+++ STORED RECORDS +++
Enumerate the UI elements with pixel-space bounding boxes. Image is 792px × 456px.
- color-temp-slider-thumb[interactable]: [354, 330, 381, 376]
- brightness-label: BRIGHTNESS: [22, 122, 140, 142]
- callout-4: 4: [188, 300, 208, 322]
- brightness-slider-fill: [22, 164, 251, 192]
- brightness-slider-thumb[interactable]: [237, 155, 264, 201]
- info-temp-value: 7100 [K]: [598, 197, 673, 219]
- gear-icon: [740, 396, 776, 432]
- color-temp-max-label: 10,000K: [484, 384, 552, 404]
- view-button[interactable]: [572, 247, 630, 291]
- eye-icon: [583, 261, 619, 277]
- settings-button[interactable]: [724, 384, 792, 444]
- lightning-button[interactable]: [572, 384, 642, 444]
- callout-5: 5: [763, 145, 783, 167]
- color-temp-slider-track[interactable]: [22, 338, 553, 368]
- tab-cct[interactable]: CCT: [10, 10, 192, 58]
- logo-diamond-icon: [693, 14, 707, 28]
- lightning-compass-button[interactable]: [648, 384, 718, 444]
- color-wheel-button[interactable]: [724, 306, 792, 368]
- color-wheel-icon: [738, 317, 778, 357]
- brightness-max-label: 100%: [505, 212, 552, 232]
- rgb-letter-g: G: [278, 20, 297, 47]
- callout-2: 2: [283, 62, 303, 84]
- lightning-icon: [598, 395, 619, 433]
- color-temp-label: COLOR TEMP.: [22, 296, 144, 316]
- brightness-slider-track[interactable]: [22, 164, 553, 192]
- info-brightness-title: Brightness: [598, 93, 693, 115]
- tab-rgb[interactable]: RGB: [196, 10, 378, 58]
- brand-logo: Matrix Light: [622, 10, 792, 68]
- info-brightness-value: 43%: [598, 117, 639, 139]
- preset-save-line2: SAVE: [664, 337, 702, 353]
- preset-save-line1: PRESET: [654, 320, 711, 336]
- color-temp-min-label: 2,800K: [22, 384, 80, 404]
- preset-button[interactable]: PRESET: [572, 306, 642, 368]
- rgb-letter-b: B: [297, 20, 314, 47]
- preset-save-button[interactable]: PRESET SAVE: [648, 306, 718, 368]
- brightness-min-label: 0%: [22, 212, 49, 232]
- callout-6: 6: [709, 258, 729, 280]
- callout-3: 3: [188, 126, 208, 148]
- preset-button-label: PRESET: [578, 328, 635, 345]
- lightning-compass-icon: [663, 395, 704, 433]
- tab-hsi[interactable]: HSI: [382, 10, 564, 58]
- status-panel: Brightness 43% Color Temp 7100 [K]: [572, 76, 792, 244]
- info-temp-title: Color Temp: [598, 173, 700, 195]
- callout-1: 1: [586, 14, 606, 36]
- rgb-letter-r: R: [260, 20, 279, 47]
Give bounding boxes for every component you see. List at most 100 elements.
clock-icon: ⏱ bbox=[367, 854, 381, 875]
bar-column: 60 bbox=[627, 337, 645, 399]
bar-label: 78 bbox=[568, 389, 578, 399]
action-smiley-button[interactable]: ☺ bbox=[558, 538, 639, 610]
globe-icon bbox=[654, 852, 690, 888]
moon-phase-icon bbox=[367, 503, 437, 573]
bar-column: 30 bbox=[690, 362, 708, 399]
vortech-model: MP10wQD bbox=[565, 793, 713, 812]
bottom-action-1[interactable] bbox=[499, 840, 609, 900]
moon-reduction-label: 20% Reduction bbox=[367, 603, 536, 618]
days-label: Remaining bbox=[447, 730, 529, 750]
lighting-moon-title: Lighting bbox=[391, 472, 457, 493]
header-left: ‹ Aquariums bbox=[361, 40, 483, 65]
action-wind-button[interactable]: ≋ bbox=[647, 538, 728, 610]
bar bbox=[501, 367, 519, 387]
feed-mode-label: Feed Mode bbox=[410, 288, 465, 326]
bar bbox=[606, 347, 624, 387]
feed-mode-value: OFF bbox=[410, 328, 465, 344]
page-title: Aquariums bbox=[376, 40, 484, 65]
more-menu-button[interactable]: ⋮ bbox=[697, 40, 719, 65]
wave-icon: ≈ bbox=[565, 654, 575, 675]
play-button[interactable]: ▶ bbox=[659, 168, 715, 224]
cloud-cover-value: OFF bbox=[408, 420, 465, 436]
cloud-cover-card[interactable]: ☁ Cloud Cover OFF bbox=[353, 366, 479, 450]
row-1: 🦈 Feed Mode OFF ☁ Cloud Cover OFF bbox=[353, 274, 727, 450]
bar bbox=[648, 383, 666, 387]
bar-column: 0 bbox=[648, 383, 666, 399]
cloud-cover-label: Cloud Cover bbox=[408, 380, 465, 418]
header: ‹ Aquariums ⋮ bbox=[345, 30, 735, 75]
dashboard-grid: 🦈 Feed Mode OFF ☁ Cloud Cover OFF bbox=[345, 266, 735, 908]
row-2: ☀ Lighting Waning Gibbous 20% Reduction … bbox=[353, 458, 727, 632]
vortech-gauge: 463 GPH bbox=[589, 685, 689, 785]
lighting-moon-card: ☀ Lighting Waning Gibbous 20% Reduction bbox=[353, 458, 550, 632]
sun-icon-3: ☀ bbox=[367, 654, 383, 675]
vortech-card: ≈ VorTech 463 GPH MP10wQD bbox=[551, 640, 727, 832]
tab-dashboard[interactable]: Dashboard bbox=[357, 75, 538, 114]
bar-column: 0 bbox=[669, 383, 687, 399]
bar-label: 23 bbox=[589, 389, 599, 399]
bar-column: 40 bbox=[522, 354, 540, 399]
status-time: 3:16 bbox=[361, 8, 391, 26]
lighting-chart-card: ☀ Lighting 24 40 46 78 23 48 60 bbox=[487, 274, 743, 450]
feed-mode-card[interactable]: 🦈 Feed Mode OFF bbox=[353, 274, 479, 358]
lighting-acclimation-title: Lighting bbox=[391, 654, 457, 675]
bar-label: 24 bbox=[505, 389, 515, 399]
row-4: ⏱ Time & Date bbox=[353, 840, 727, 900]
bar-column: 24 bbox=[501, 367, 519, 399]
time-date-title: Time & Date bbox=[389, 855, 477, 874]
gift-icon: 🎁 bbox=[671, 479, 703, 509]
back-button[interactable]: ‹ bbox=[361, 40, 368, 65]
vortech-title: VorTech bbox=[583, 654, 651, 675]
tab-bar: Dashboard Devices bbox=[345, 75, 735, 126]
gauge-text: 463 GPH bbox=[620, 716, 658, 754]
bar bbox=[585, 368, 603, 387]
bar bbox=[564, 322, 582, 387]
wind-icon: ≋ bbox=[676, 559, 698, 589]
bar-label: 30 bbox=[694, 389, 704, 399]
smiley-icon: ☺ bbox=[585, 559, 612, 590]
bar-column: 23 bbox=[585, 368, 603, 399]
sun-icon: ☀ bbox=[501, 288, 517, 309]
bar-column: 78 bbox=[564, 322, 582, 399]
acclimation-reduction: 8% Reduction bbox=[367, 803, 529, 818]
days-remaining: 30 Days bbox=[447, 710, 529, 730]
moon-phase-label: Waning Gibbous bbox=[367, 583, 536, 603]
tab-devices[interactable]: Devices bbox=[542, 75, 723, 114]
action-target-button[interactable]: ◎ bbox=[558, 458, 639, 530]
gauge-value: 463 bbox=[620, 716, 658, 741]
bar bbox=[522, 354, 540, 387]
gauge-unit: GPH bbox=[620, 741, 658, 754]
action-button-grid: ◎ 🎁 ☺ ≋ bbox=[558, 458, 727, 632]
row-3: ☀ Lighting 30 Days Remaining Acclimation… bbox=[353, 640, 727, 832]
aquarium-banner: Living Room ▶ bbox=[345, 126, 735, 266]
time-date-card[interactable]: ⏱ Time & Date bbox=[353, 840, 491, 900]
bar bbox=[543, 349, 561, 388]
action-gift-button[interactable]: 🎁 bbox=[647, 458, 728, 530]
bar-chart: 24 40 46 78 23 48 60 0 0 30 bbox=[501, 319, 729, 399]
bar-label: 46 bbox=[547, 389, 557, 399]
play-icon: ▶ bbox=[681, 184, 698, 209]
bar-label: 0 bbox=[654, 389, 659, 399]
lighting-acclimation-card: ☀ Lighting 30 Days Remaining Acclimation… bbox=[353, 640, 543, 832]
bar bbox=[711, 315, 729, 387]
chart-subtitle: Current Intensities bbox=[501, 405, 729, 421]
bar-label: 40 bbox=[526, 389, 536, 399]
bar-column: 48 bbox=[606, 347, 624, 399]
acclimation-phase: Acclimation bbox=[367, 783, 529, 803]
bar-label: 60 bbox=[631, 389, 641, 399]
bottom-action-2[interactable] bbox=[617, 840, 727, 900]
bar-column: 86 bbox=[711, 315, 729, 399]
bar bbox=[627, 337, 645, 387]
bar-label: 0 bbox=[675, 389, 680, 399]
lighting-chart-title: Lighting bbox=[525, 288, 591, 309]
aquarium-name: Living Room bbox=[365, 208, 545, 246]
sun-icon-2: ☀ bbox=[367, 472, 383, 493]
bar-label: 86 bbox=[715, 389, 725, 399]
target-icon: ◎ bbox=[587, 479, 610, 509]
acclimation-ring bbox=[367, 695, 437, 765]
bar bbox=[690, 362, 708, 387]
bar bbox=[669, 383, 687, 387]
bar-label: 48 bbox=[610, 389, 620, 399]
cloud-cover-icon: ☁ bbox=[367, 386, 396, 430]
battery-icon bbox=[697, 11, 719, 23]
+++
DIRECTIVE:
Repeat everything from the start of the records down through the line containing "- color-wheel-icon: [738, 317, 778, 357]", changing "gear-icon" to "cog-icon" and leaving everything else as it is.

RESPONSE TO THE TASK:
Enumerate the UI elements with pixel-space bounding boxes. Image is 792px × 456px.
- color-temp-slider-thumb[interactable]: [354, 330, 381, 376]
- brightness-label: BRIGHTNESS: [22, 122, 140, 142]
- callout-4: 4: [188, 300, 208, 322]
- brightness-slider-fill: [22, 164, 251, 192]
- brightness-slider-thumb[interactable]: [237, 155, 264, 201]
- info-temp-value: 7100 [K]: [598, 197, 673, 219]
- cog-icon: [740, 396, 776, 432]
- color-temp-max-label: 10,000K: [484, 384, 552, 404]
- view-button[interactable]: [572, 247, 630, 291]
- eye-icon: [583, 261, 619, 277]
- settings-button[interactable]: [724, 384, 792, 444]
- lightning-button[interactable]: [572, 384, 642, 444]
- callout-5: 5: [763, 145, 783, 167]
- color-temp-slider-track[interactable]: [22, 338, 553, 368]
- tab-cct[interactable]: CCT: [10, 10, 192, 58]
- logo-diamond-icon: [693, 14, 707, 28]
- lightning-compass-button[interactable]: [648, 384, 718, 444]
- color-wheel-button[interactable]: [724, 306, 792, 368]
- color-wheel-icon: [738, 317, 778, 357]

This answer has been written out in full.